■ What is expected
Please lay out the lines of the data below, from the line containing "- ad-price: от" through the line containing "302, 1005, 320]", inclusive, as a Markdown table with the columns Row and Line, leaving out any blank lines.

--- begin Given data ---

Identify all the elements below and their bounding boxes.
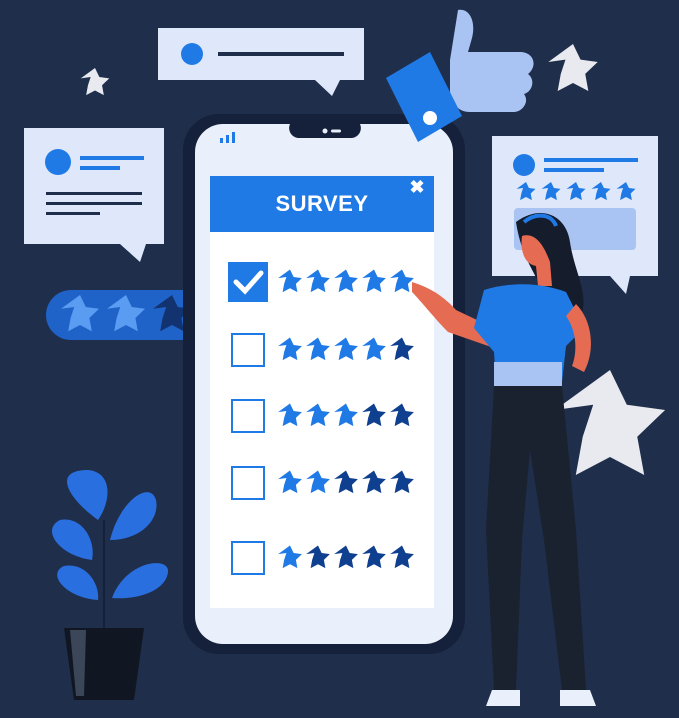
rating-checkbox[interactable] (231, 399, 265, 433)
rating-checkbox[interactable] (231, 466, 265, 500)
star-icon (80, 68, 110, 96)
left-review-card (24, 128, 164, 262)
plant-icon (51, 470, 169, 700)
star-icon (554, 370, 666, 475)
rating-checkbox[interactable] (231, 333, 265, 367)
thumbs-up-icon (386, 9, 534, 142)
illustration (24, 9, 666, 706)
star-icon (548, 44, 598, 92)
top-speech-bubble (158, 28, 364, 96)
close-icon[interactable]: ✖ (406, 176, 428, 198)
rating-checkbox[interactable] (231, 541, 265, 575)
survey-title: SURVEY (275, 191, 369, 216)
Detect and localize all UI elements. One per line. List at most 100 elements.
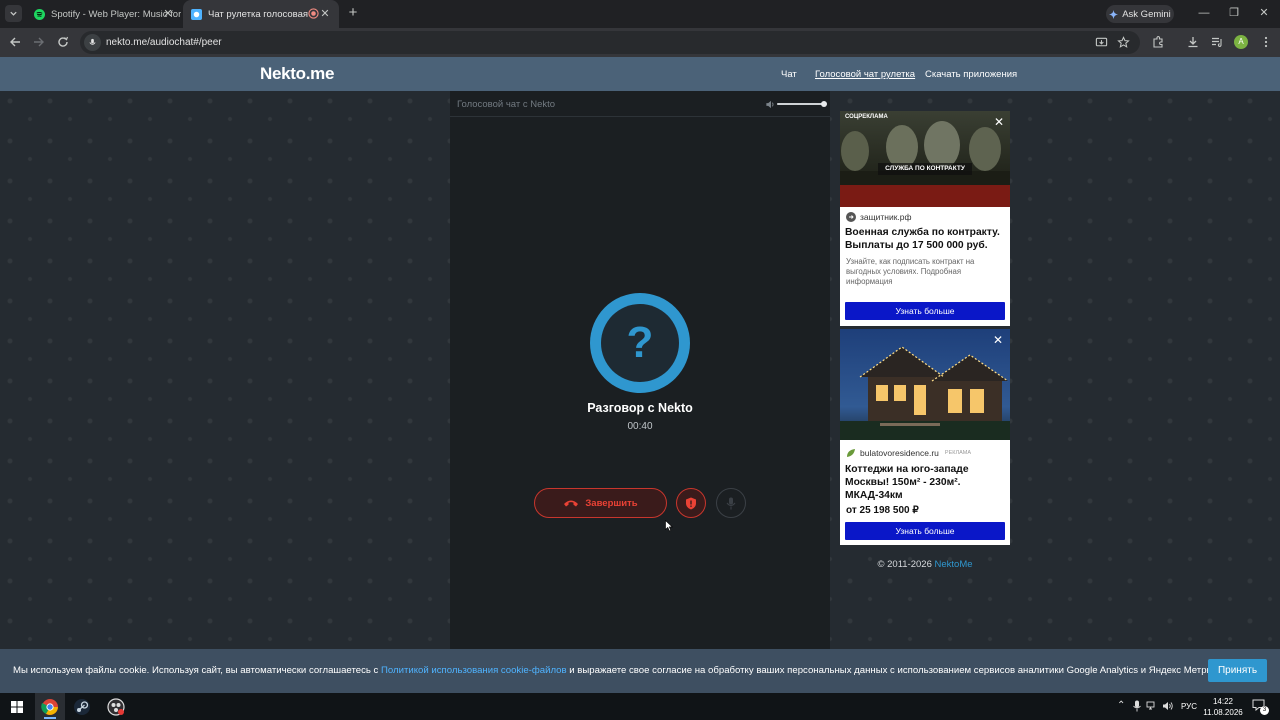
- ad-price: от 25 198 500 ₽: [846, 505, 919, 516]
- ad-domain[interactable]: bulatovoresidence.ru РЕКЛАМА: [846, 448, 971, 458]
- microphone-icon: [726, 497, 736, 509]
- obs-icon[interactable]: [106, 697, 126, 717]
- arrow-circle-icon: [846, 212, 856, 222]
- copyright-text: © 2011-2026: [877, 559, 932, 570]
- forward-arrow-icon[interactable]: [32, 35, 46, 49]
- ad-learn-more-button[interactable]: Узнать больше: [845, 302, 1005, 320]
- ad-domain[interactable]: защитник.рф: [846, 212, 912, 222]
- ask-gemini-label: Ask Gemini: [1122, 8, 1171, 20]
- nav-link-download-apps[interactable]: Скачать приложения: [925, 69, 1017, 80]
- tab-nekto[interactable]: Чат рулетка голосовая — Н ✕: [183, 0, 339, 28]
- windows-start-icon[interactable]: [7, 697, 27, 717]
- site-info-button[interactable]: [84, 34, 101, 51]
- media-control-icon[interactable]: [1210, 35, 1224, 49]
- page-body: Голосовой чат с Nekto ? Разговор с Nekto…: [0, 91, 1280, 649]
- ad-card-cottages[interactable]: ✕ bulatovoresidence.ru РЕКЛАМА Коттеджи …: [840, 329, 1010, 545]
- cookie-banner: Мы используем файлы cookie. Используя са…: [0, 649, 1280, 693]
- clock-date: 11.08.2026: [1203, 708, 1243, 717]
- panel-title: Голосовой чат с Nekto: [457, 99, 556, 110]
- close-icon[interactable]: ✕: [162, 8, 174, 20]
- network-icon[interactable]: [1146, 700, 1158, 712]
- volume-icon[interactable]: [765, 99, 776, 110]
- question-mark-icon: ?: [601, 304, 679, 382]
- volume-slider[interactable]: [777, 103, 825, 105]
- extensions-icon[interactable]: [1151, 35, 1165, 49]
- restore-button[interactable]: ❐: [1227, 6, 1241, 20]
- install-app-icon[interactable]: [1095, 36, 1108, 49]
- ad-title[interactable]: Коттеджи на юго-западе Москвы! 150м² - 2…: [845, 463, 1007, 502]
- input-language[interactable]: РУС: [1181, 702, 1197, 711]
- site-logo[interactable]: Nekto.me: [260, 64, 334, 84]
- cookie-text-before: Мы используем файлы cookie. Используя са…: [13, 665, 381, 676]
- close-window-button[interactable]: ✕: [1257, 6, 1271, 20]
- volume-slider-handle[interactable]: [821, 101, 827, 107]
- nektome-link[interactable]: NektoMe: [935, 559, 973, 570]
- shield-icon: [686, 497, 696, 509]
- close-icon[interactable]: ✕: [992, 115, 1006, 129]
- reload-icon[interactable]: [56, 35, 70, 49]
- recording-icon: [308, 8, 319, 19]
- microphone-button[interactable]: [716, 488, 746, 518]
- ad-label: РЕКЛАМА: [944, 450, 971, 456]
- cookie-text-after: и выражаете свое согласие на обработку в…: [566, 665, 1225, 676]
- ad-learn-more-button[interactable]: Узнать больше: [845, 522, 1005, 540]
- end-call-label: Завершить: [585, 497, 638, 509]
- hang-up-phone-icon: [564, 500, 579, 507]
- gemini-icon: [1109, 9, 1119, 19]
- chevron-down-icon: [10, 11, 17, 16]
- ad-card-military[interactable]: СОЦРЕКЛАМА СЛУЖБА ПО КОНТРАКТУ ✕ защитни…: [840, 111, 1010, 326]
- volume-slider-fill: [777, 103, 823, 105]
- url-text: nekto.me/audiochat#/peer: [106, 37, 222, 48]
- clock-time: 14:22: [1212, 697, 1234, 706]
- browser-toolbar: nekto.me/audiochat#/peer A: [0, 28, 1280, 57]
- accept-cookies-button[interactable]: Принять: [1208, 659, 1267, 682]
- report-button[interactable]: [676, 488, 706, 518]
- steam-icon[interactable]: [72, 697, 92, 717]
- back-arrow-icon[interactable]: [8, 35, 22, 49]
- kebab-menu-icon[interactable]: [1259, 35, 1273, 49]
- ad-badge: СОЦРЕКЛАМА: [845, 114, 888, 120]
- profile-avatar[interactable]: A: [1234, 35, 1248, 49]
- ad-image: СОЦРЕКЛАМА СЛУЖБА ПО КОНТРАКТУ: [840, 111, 1010, 207]
- chevron-up-icon[interactable]: ⌃: [1117, 700, 1129, 712]
- tab-search-button[interactable]: [5, 5, 22, 22]
- close-icon[interactable]: ✕: [991, 333, 1005, 347]
- ad-domain-text: защитник.рф: [860, 212, 912, 222]
- conversation-title: Разговор с Nekto: [587, 401, 693, 415]
- nav-link-chat[interactable]: Чат: [781, 69, 797, 80]
- spotify-icon: [34, 8, 45, 20]
- new-tab-button[interactable]: +: [346, 5, 360, 20]
- ad-description: Узнайте, как подписать контракт на выгод…: [846, 257, 975, 286]
- cookie-text: Мы используем файлы cookie. Используя са…: [13, 665, 1224, 676]
- address-bar[interactable]: nekto.me/audiochat#/peer: [80, 31, 1140, 54]
- nav-link-voice-chat[interactable]: Голосовой чат рулетка: [815, 69, 915, 80]
- tab-spotify[interactable]: Spotify - Web Player: Music for ✕: [30, 0, 182, 28]
- bookmark-star-icon[interactable]: [1117, 36, 1130, 49]
- ad-image: [840, 329, 1010, 440]
- close-icon[interactable]: ✕: [319, 8, 331, 20]
- active-indicator: [44, 717, 56, 719]
- ad-domain-text: bulatovoresidence.ru: [860, 448, 939, 458]
- microphone-icon[interactable]: [1131, 700, 1143, 712]
- peer-avatar: ?: [590, 293, 690, 393]
- taskbar-chrome-button[interactable]: [35, 693, 65, 720]
- clock[interactable]: 14:22 11.08.2026: [1203, 696, 1243, 718]
- copyright: © 2011-2026 NektoMe: [840, 559, 1010, 570]
- ask-gemini-button[interactable]: Ask Gemini: [1106, 5, 1174, 23]
- download-icon[interactable]: [1186, 35, 1200, 49]
- cookie-policy-link[interactable]: Политикой использования cookie-файлов: [381, 665, 567, 676]
- microphone-icon: [89, 38, 96, 45]
- windows-taskbar: ⌃ РУС 14:22 11.08.2026 3: [0, 693, 1280, 720]
- ad-title[interactable]: Военная служба по контракту. Выплаты до …: [845, 226, 1007, 252]
- mouse-cursor-icon: [665, 520, 673, 532]
- minimize-button[interactable]: —: [1197, 6, 1211, 20]
- tab-title: Чат рулетка голосовая — Н: [208, 8, 308, 20]
- leaf-logo-icon: [847, 449, 855, 457]
- end-call-button[interactable]: Завершить: [534, 488, 667, 518]
- speaker-icon[interactable]: [1162, 700, 1174, 712]
- browser-tab-strip: Spotify - Web Player: Music for ✕ Чат ру…: [0, 0, 1280, 28]
- ad-image-caption: СЛУЖБА ПО КОНТРАКТУ: [885, 165, 965, 172]
- site-header: Nekto.me Чат Голосовой чат рулетка Скача…: [0, 57, 1280, 91]
- panel-header: Голосовой чат с Nekto: [450, 91, 830, 117]
- notifications-button[interactable]: 3: [1252, 699, 1269, 715]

--- end Given data ---

■ Final result
| Row | Line |
|---|---|
| 1 | - ad-price: от 25 198 500 ₽: [846, 505, 919, 516] |
| 2 | - ad-domain[interactable]: bulatovoresidence.ru РЕКЛАМА: [846, 448, 971, 458] |
| 3 | - microphone-icon: [726, 497, 736, 509] |
| 4 | - obs-icon[interactable]: [106, 697, 126, 717] |
| 5 | - arrow-circle-icon: [846, 212, 856, 222] |
| 6 | - copyright-text: © 2011-2026: [877, 559, 932, 570] |
| 7 | - forward-arrow-icon[interactable]: [32, 35, 46, 49] |
| 8 | - ad-learn-more-button[interactable]: Узнать больше: [845, 302, 1005, 320] |